(Data records)
###

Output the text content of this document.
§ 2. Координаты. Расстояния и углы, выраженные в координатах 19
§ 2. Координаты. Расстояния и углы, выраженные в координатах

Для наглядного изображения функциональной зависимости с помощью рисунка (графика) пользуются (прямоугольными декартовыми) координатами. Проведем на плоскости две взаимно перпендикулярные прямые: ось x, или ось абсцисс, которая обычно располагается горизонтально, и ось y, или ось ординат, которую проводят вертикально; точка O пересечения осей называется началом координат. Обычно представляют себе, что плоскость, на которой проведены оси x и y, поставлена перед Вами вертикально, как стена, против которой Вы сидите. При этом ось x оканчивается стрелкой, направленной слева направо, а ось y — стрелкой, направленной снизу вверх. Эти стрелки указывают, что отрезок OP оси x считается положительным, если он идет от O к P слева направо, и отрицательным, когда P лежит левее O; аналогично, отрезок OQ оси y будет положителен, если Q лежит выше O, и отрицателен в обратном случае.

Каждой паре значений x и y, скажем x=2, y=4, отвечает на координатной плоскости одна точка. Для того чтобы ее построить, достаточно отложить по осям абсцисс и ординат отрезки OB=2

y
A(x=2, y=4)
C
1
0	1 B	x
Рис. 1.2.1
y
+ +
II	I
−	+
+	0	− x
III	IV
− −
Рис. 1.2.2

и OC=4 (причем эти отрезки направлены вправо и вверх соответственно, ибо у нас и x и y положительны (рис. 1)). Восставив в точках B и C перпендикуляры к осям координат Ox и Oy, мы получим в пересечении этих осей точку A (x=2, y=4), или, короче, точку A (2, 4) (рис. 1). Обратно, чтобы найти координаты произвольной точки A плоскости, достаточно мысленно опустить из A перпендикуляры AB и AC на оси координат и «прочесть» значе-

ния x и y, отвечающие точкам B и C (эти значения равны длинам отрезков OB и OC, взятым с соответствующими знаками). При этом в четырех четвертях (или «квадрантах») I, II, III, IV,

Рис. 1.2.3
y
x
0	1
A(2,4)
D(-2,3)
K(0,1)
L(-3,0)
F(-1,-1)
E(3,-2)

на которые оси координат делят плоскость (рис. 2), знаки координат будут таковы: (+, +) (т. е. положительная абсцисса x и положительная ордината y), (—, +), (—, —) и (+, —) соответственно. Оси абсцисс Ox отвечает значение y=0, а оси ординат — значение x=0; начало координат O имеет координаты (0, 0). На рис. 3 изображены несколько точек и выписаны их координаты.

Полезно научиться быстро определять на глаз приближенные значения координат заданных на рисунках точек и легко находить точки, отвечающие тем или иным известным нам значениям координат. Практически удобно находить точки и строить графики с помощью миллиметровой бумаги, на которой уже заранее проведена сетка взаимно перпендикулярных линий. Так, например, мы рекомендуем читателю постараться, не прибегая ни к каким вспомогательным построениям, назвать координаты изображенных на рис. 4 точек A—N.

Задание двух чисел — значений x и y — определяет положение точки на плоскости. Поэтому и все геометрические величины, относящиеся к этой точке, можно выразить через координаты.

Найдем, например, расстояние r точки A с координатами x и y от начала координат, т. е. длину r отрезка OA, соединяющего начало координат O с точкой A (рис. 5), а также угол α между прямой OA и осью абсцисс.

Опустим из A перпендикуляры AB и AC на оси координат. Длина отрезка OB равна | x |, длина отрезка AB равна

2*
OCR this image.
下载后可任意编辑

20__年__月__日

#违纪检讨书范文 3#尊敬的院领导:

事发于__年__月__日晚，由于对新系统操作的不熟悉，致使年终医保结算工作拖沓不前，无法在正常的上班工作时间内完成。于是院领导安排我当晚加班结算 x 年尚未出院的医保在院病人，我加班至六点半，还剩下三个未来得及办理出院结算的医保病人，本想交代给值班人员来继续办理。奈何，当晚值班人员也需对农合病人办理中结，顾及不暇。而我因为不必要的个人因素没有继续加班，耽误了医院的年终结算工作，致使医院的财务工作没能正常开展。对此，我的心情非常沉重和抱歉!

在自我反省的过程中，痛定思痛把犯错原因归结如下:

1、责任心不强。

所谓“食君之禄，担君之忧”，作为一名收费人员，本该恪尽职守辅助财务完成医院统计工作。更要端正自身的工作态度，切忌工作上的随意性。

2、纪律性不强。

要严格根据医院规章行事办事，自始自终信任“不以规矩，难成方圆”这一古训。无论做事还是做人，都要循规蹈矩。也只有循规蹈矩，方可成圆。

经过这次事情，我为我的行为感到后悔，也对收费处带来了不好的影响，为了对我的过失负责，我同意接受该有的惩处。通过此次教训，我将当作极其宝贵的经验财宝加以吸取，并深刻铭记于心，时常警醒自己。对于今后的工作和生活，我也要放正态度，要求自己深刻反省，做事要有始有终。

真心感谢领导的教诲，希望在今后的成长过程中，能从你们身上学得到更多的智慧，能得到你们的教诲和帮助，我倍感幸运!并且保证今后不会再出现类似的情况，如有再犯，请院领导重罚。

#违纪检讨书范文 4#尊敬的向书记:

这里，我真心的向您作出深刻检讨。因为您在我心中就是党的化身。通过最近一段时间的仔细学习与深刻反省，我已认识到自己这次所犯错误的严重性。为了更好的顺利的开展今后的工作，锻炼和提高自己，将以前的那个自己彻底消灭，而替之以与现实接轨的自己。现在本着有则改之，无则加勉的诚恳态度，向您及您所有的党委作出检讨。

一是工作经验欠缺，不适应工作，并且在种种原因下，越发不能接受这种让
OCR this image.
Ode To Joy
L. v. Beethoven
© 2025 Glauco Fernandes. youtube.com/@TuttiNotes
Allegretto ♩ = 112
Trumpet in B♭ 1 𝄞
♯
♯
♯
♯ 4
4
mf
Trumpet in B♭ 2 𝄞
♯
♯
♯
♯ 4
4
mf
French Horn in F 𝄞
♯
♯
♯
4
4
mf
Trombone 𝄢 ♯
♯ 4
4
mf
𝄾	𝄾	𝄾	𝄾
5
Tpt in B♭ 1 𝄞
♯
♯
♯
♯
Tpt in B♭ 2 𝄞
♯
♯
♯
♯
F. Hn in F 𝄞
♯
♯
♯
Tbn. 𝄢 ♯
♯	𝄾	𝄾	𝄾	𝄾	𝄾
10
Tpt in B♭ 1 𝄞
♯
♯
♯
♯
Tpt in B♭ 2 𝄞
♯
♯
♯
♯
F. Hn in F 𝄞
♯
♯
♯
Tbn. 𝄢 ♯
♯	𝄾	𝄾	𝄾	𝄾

###

Tell how many lines contain the word "отрезка", using only the number.

2